* _GIVEN PROBLEM_: Extract every line where the string "Concentration" appears.

* _DATA_:

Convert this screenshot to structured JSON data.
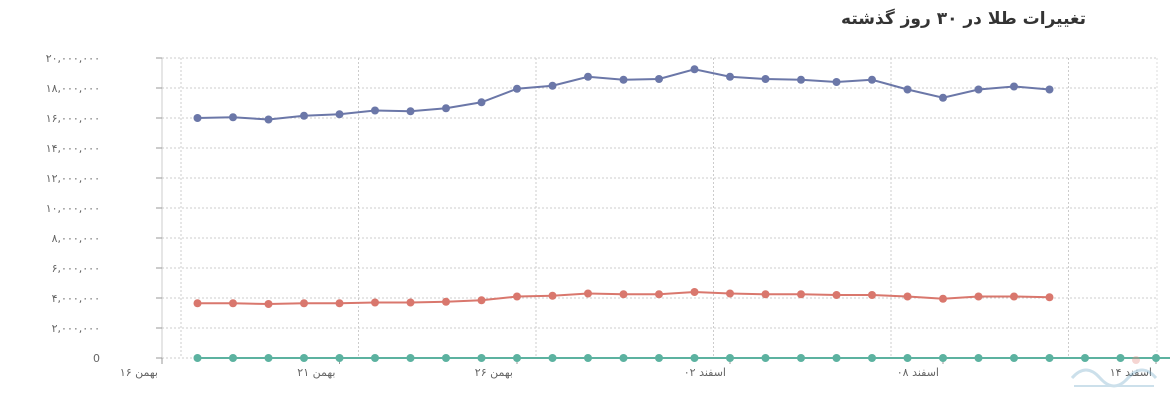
{
  "chart_data": {
    "type": "line",
    "title": "تغییرات طلا در ۳۰ روز گذشته",
    "xlabel": "",
    "ylabel": "",
    "ylim": [
      0,
      20000000
    ],
    "yticks": [
      0,
      2000000,
      4000000,
      6000000,
      8000000,
      10000000,
      12000000,
      14000000,
      16000000,
      18000000,
      20000000
    ],
    "ytick_labels": [
      "0",
      "۲,۰۰۰,۰۰۰",
      "۴,۰۰۰,۰۰۰",
      "۶,۰۰۰,۰۰۰",
      "۸,۰۰۰,۰۰۰",
      "۱۰,۰۰۰,۰۰۰",
      "۱۲,۰۰۰,۰۰۰",
      "۱۴,۰۰۰,۰۰۰",
      "۱۶,۰۰۰,۰۰۰",
      "۱۸,۰۰۰,۰۰۰",
      "۲۰,۰۰۰,۰۰۰"
    ],
    "x_tick_labels": [
      "۱۶ بهمن",
      "۲۱ بهمن",
      "۲۶ بهمن",
      "۰۲ اسفند",
      "۰۸ اسفند",
      "۱۴ اسفند"
    ],
    "x_tick_dates": [
      "1402-11-16",
      "1402-11-21",
      "1402-11-26",
      "1402-12-02",
      "1402-12-08",
      "1402-12-14"
    ],
    "x": [
      "1402-11-17",
      "1402-11-18",
      "1402-11-19",
      "1402-11-20",
      "1402-11-21",
      "1402-11-22",
      "1402-11-23",
      "1402-11-24",
      "1402-11-25",
      "1402-11-26",
      "1402-11-27",
      "1402-11-28",
      "1402-11-29",
      "1402-11-30",
      "1402-12-01",
      "1402-12-02",
      "1402-12-03",
      "1402-12-04",
      "1402-12-05",
      "1402-12-06",
      "1402-12-07",
      "1402-12-08",
      "1402-12-09",
      "1402-12-10",
      "1402-12-11",
      "1402-12-12",
      "1402-12-13",
      "1402-12-14",
      "1402-12-15",
      "1402-12-16",
      "1402-12-17"
    ],
    "grid": true,
    "legend": "none",
    "series": [
      {
        "color": "#6b77a8",
        "values": [
          16000000,
          16050000,
          15900000,
          16150000,
          16250000,
          16500000,
          16450000,
          16650000,
          17050000,
          17950000,
          18150000,
          18750000,
          18550000,
          18600000,
          19250000,
          18750000,
          18600000,
          18550000,
          18400000,
          18550000,
          17900000,
          17350000,
          17900000,
          18100000,
          17900000,
          null,
          null,
          null,
          null,
          null,
          null
        ]
      },
      {
        "color": "#d9776d",
        "values": [
          3650000,
          3650000,
          3600000,
          3650000,
          3650000,
          3700000,
          3700000,
          3750000,
          3850000,
          4100000,
          4150000,
          4300000,
          4250000,
          4250000,
          4400000,
          4300000,
          4250000,
          4250000,
          4200000,
          4200000,
          4100000,
          3950000,
          4100000,
          4100000,
          4050000,
          null,
          null,
          null,
          null,
          null,
          null
        ]
      },
      {
        "color": "#5cb2a0",
        "values": [
          0,
          0,
          0,
          0,
          0,
          0,
          0,
          0,
          0,
          0,
          0,
          0,
          0,
          0,
          0,
          0,
          0,
          0,
          0,
          0,
          0,
          0,
          0,
          0,
          0,
          0,
          0,
          0,
          0,
          0,
          0
        ]
      }
    ]
  }
}
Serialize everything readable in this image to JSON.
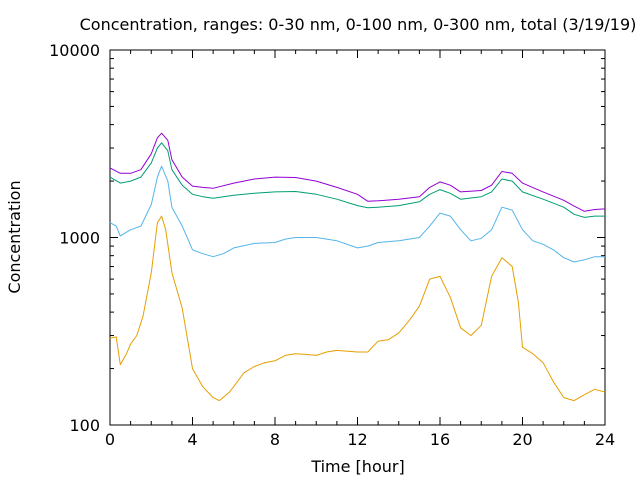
{
  "chart_data": {
    "type": "line",
    "title": "Concentration, ranges: 0-30 nm, 0-100 nm, 0-300 nm, total (3/19/19)",
    "xlabel": "Time [hour]",
    "ylabel": "Concentration",
    "xlim": [
      0,
      24
    ],
    "ylim": [
      100,
      10000
    ],
    "yscale": "log",
    "xticks": [
      "0",
      "4",
      "8",
      "12",
      "16",
      "20",
      "24"
    ],
    "yticks": [
      "100",
      "1000",
      "10000"
    ],
    "grid": false,
    "legend": "none",
    "series": [
      {
        "color": "#e69f00",
        "x": [
          0,
          0.3,
          0.5,
          0.8,
          1.0,
          1.3,
          1.6,
          2.0,
          2.3,
          2.5,
          2.7,
          3.0,
          3.5,
          4.0,
          4.5,
          5.0,
          5.3,
          5.8,
          6.5,
          7.0,
          7.5,
          8.0,
          8.5,
          9.0,
          9.5,
          10.0,
          10.5,
          11.0,
          12.0,
          12.5,
          13.0,
          13.5,
          14.0,
          14.5,
          15.0,
          15.5,
          16.0,
          16.5,
          17.0,
          17.5,
          18.0,
          18.5,
          19.0,
          19.5,
          19.8,
          20.0,
          20.5,
          21.0,
          21.5,
          22.0,
          22.5,
          23.0,
          23.5,
          24.0
        ],
        "values": [
          290,
          295,
          210,
          240,
          270,
          300,
          380,
          650,
          1200,
          1300,
          1100,
          650,
          420,
          200,
          160,
          140,
          135,
          150,
          190,
          205,
          215,
          220,
          235,
          240,
          238,
          235,
          245,
          250,
          245,
          245,
          280,
          285,
          310,
          360,
          430,
          600,
          620,
          480,
          330,
          300,
          340,
          620,
          780,
          700,
          450,
          260,
          240,
          215,
          170,
          140,
          135,
          145,
          155,
          150
        ]
      },
      {
        "color": "#56b4e9",
        "x": [
          0,
          0.3,
          0.5,
          1.0,
          1.5,
          2.0,
          2.3,
          2.5,
          2.8,
          3.0,
          3.5,
          4.0,
          4.5,
          5.0,
          5.5,
          6.0,
          7.0,
          8.0,
          8.5,
          9.0,
          10.0,
          11.0,
          12.0,
          12.5,
          13.0,
          14.0,
          15.0,
          15.5,
          16.0,
          16.5,
          17.0,
          17.5,
          18.0,
          18.5,
          19.0,
          19.5,
          20.0,
          20.5,
          21.0,
          21.5,
          22.0,
          22.5,
          23.0,
          23.5,
          24.0
        ],
        "values": [
          1200,
          1150,
          1020,
          1100,
          1150,
          1500,
          2100,
          2400,
          2000,
          1450,
          1150,
          860,
          820,
          790,
          820,
          880,
          930,
          940,
          980,
          1000,
          1000,
          960,
          880,
          900,
          940,
          960,
          1000,
          1150,
          1350,
          1300,
          1100,
          960,
          990,
          1100,
          1450,
          1400,
          1100,
          960,
          920,
          860,
          780,
          740,
          760,
          790,
          790
        ]
      },
      {
        "color": "#009e73",
        "x": [
          0,
          0.5,
          1.0,
          1.5,
          2.0,
          2.3,
          2.5,
          2.8,
          3.0,
          3.5,
          4.0,
          4.5,
          5.0,
          6.0,
          7.0,
          8.0,
          9.0,
          10.0,
          11.0,
          12.0,
          12.5,
          13.0,
          14.0,
          15.0,
          15.5,
          16.0,
          16.5,
          17.0,
          18.0,
          18.5,
          19.0,
          19.5,
          20.0,
          21.0,
          22.0,
          22.5,
          23.0,
          23.5,
          24.0
        ],
        "values": [
          2100,
          1950,
          2000,
          2100,
          2500,
          3000,
          3200,
          2900,
          2300,
          1900,
          1700,
          1650,
          1620,
          1680,
          1720,
          1750,
          1760,
          1700,
          1600,
          1480,
          1440,
          1450,
          1480,
          1550,
          1700,
          1800,
          1720,
          1600,
          1650,
          1750,
          2050,
          2000,
          1750,
          1600,
          1450,
          1330,
          1280,
          1300,
          1300
        ]
      },
      {
        "color": "#9400d3",
        "x": [
          0,
          0.5,
          1.0,
          1.5,
          2.0,
          2.3,
          2.5,
          2.8,
          3.0,
          3.5,
          4.0,
          4.5,
          5.0,
          6.0,
          7.0,
          8.0,
          9.0,
          10.0,
          11.0,
          12.0,
          12.5,
          13.0,
          14.0,
          15.0,
          15.5,
          16.0,
          16.5,
          17.0,
          18.0,
          18.5,
          19.0,
          19.5,
          20.0,
          21.0,
          22.0,
          22.5,
          23.0,
          23.5,
          24.0
        ],
        "values": [
          2350,
          2200,
          2200,
          2300,
          2800,
          3400,
          3600,
          3300,
          2600,
          2100,
          1880,
          1850,
          1830,
          1950,
          2050,
          2100,
          2090,
          2000,
          1850,
          1700,
          1560,
          1570,
          1600,
          1650,
          1850,
          1980,
          1900,
          1750,
          1780,
          1900,
          2250,
          2200,
          1950,
          1750,
          1580,
          1470,
          1380,
          1410,
          1420
        ]
      }
    ]
  }
}
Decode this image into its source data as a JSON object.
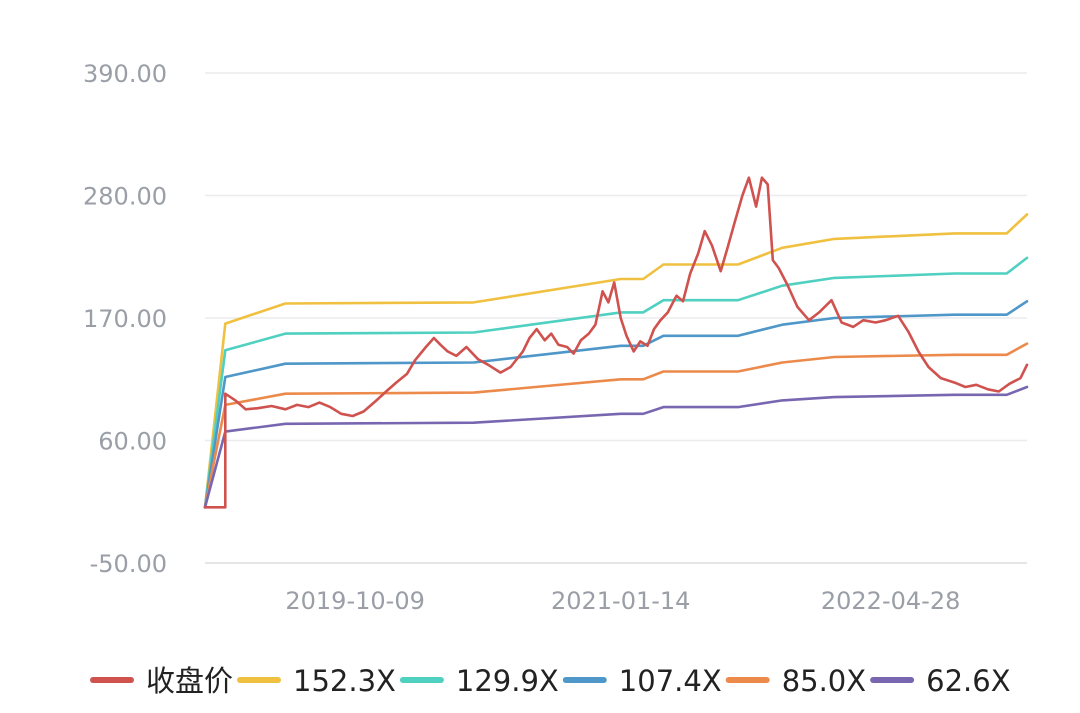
{
  "chart_data": {
    "type": "line",
    "title": "",
    "xlabel": "",
    "ylabel": "",
    "ylim": [
      -50,
      390
    ],
    "y_ticks": [
      "390.00",
      "280.00",
      "170.00",
      "60.00",
      "-50.00"
    ],
    "y_tick_values": [
      390,
      280,
      170,
      60,
      -50
    ],
    "x_ticks": [
      "2019-10-09",
      "2021-01-14",
      "2022-04-28"
    ],
    "x_range": [
      "2019-06-20",
      "2022-07-29"
    ],
    "grid": true,
    "legend_position": "bottom",
    "series": [
      {
        "name": "收盘价",
        "color": "#d0524f",
        "points": [
          [
            "2019-06-20",
            0
          ],
          [
            "2019-07-18",
            0
          ],
          [
            "2019-07-18",
            102
          ],
          [
            "2019-08-01",
            96
          ],
          [
            "2019-08-15",
            88
          ],
          [
            "2019-09-01",
            89
          ],
          [
            "2019-09-20",
            91
          ],
          [
            "2019-10-09",
            88
          ],
          [
            "2019-10-25",
            92
          ],
          [
            "2019-11-10",
            90
          ],
          [
            "2019-11-25",
            94
          ],
          [
            "2019-12-10",
            90
          ],
          [
            "2019-12-25",
            84
          ],
          [
            "2020-01-10",
            82
          ],
          [
            "2020-01-25",
            86
          ],
          [
            "2020-02-10",
            95
          ],
          [
            "2020-02-25",
            104
          ],
          [
            "2020-03-10",
            112
          ],
          [
            "2020-03-25",
            120
          ],
          [
            "2020-04-05",
            132
          ],
          [
            "2020-04-20",
            144
          ],
          [
            "2020-05-01",
            152
          ],
          [
            "2020-05-10",
            146
          ],
          [
            "2020-05-20",
            140
          ],
          [
            "2020-06-01",
            136
          ],
          [
            "2020-06-15",
            144
          ],
          [
            "2020-07-01",
            133
          ],
          [
            "2020-07-15",
            128
          ],
          [
            "2020-08-01",
            121
          ],
          [
            "2020-08-15",
            126
          ],
          [
            "2020-09-01",
            140
          ],
          [
            "2020-09-10",
            152
          ],
          [
            "2020-09-20",
            160
          ],
          [
            "2020-10-01",
            150
          ],
          [
            "2020-10-10",
            156
          ],
          [
            "2020-10-20",
            146
          ],
          [
            "2020-11-01",
            144
          ],
          [
            "2020-11-10",
            138
          ],
          [
            "2020-11-20",
            150
          ],
          [
            "2020-12-01",
            156
          ],
          [
            "2020-12-10",
            164
          ],
          [
            "2020-12-20",
            194
          ],
          [
            "2020-12-28",
            184
          ],
          [
            "2021-01-05",
            202
          ],
          [
            "2021-01-14",
            170
          ],
          [
            "2021-01-22",
            154
          ],
          [
            "2021-02-01",
            140
          ],
          [
            "2021-02-10",
            149
          ],
          [
            "2021-02-20",
            145
          ],
          [
            "2021-03-01",
            160
          ],
          [
            "2021-03-10",
            168
          ],
          [
            "2021-03-20",
            175
          ],
          [
            "2021-04-01",
            190
          ],
          [
            "2021-04-10",
            185
          ],
          [
            "2021-04-20",
            210
          ],
          [
            "2021-05-01",
            228
          ],
          [
            "2021-05-10",
            248
          ],
          [
            "2021-05-20",
            235
          ],
          [
            "2021-06-01",
            212
          ],
          [
            "2021-06-10",
            232
          ],
          [
            "2021-06-20",
            255
          ],
          [
            "2021-07-01",
            280
          ],
          [
            "2021-07-10",
            296
          ],
          [
            "2021-07-20",
            270
          ],
          [
            "2021-07-28",
            296
          ],
          [
            "2021-08-05",
            290
          ],
          [
            "2021-08-12",
            222
          ],
          [
            "2021-08-20",
            215
          ],
          [
            "2021-09-01",
            200
          ],
          [
            "2021-09-15",
            180
          ],
          [
            "2021-10-01",
            168
          ],
          [
            "2021-10-15",
            175
          ],
          [
            "2021-11-01",
            186
          ],
          [
            "2021-11-15",
            166
          ],
          [
            "2021-12-01",
            162
          ],
          [
            "2021-12-15",
            168
          ],
          [
            "2022-01-01",
            166
          ],
          [
            "2022-01-15",
            168
          ],
          [
            "2022-02-01",
            172
          ],
          [
            "2022-02-15",
            158
          ],
          [
            "2022-03-01",
            140
          ],
          [
            "2022-03-15",
            126
          ],
          [
            "2022-04-01",
            116
          ],
          [
            "2022-04-20",
            112
          ],
          [
            "2022-05-05",
            108
          ],
          [
            "2022-05-20",
            110
          ],
          [
            "2022-06-05",
            106
          ],
          [
            "2022-06-20",
            104
          ],
          [
            "2022-07-05",
            111
          ],
          [
            "2022-07-20",
            116
          ],
          [
            "2022-07-29",
            128
          ]
        ]
      },
      {
        "name": "152.3X",
        "color": "#f0c040",
        "points": [
          [
            "2019-06-20",
            0
          ],
          [
            "2019-07-18",
            165
          ],
          [
            "2019-10-09",
            183
          ],
          [
            "2020-06-25",
            184
          ],
          [
            "2021-01-14",
            205
          ],
          [
            "2021-02-14",
            205
          ],
          [
            "2021-03-14",
            218
          ],
          [
            "2021-06-25",
            218
          ],
          [
            "2021-08-25",
            233
          ],
          [
            "2021-11-05",
            241
          ],
          [
            "2022-04-20",
            246
          ],
          [
            "2022-07-01",
            246
          ],
          [
            "2022-07-29",
            263
          ]
        ]
      },
      {
        "name": "129.9X",
        "color": "#4fd0c0",
        "points": [
          [
            "2019-06-20",
            0
          ],
          [
            "2019-07-18",
            141
          ],
          [
            "2019-10-09",
            156
          ],
          [
            "2020-06-25",
            157
          ],
          [
            "2021-01-14",
            175
          ],
          [
            "2021-02-14",
            175
          ],
          [
            "2021-03-14",
            186
          ],
          [
            "2021-06-25",
            186
          ],
          [
            "2021-08-25",
            199
          ],
          [
            "2021-11-05",
            206
          ],
          [
            "2022-04-20",
            210
          ],
          [
            "2022-07-01",
            210
          ],
          [
            "2022-07-29",
            224
          ]
        ]
      },
      {
        "name": "107.4X",
        "color": "#4e97c8",
        "points": [
          [
            "2019-06-20",
            0
          ],
          [
            "2019-07-18",
            117
          ],
          [
            "2019-10-09",
            129
          ],
          [
            "2020-06-25",
            130
          ],
          [
            "2021-01-14",
            145
          ],
          [
            "2021-02-14",
            145
          ],
          [
            "2021-03-14",
            154
          ],
          [
            "2021-06-25",
            154
          ],
          [
            "2021-08-25",
            164
          ],
          [
            "2021-11-05",
            170
          ],
          [
            "2022-04-20",
            173
          ],
          [
            "2022-07-01",
            173
          ],
          [
            "2022-07-29",
            185
          ]
        ]
      },
      {
        "name": "85.0X",
        "color": "#ec8a4c",
        "points": [
          [
            "2019-06-20",
            0
          ],
          [
            "2019-07-18",
            92
          ],
          [
            "2019-10-09",
            102
          ],
          [
            "2020-06-25",
            103
          ],
          [
            "2021-01-14",
            115
          ],
          [
            "2021-02-14",
            115
          ],
          [
            "2021-03-14",
            122
          ],
          [
            "2021-06-25",
            122
          ],
          [
            "2021-08-25",
            130
          ],
          [
            "2021-11-05",
            135
          ],
          [
            "2022-04-20",
            137
          ],
          [
            "2022-07-01",
            137
          ],
          [
            "2022-07-29",
            147
          ]
        ]
      },
      {
        "name": "62.6X",
        "color": "#7867b0",
        "points": [
          [
            "2019-06-20",
            0
          ],
          [
            "2019-07-18",
            68
          ],
          [
            "2019-10-09",
            75
          ],
          [
            "2020-06-25",
            76
          ],
          [
            "2021-01-14",
            84
          ],
          [
            "2021-02-14",
            84
          ],
          [
            "2021-03-14",
            90
          ],
          [
            "2021-06-25",
            90
          ],
          [
            "2021-08-25",
            96
          ],
          [
            "2021-11-05",
            99
          ],
          [
            "2022-04-20",
            101
          ],
          [
            "2022-07-01",
            101
          ],
          [
            "2022-07-29",
            108
          ]
        ]
      }
    ]
  }
}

* _RESPONSE TO THIS EXERCISE_:
    "title": "Concentration, ranges: 0-30 nm, 0-100 nm, 0-300 nm, total (3/19/19)",
    "ylabel": "Concentration",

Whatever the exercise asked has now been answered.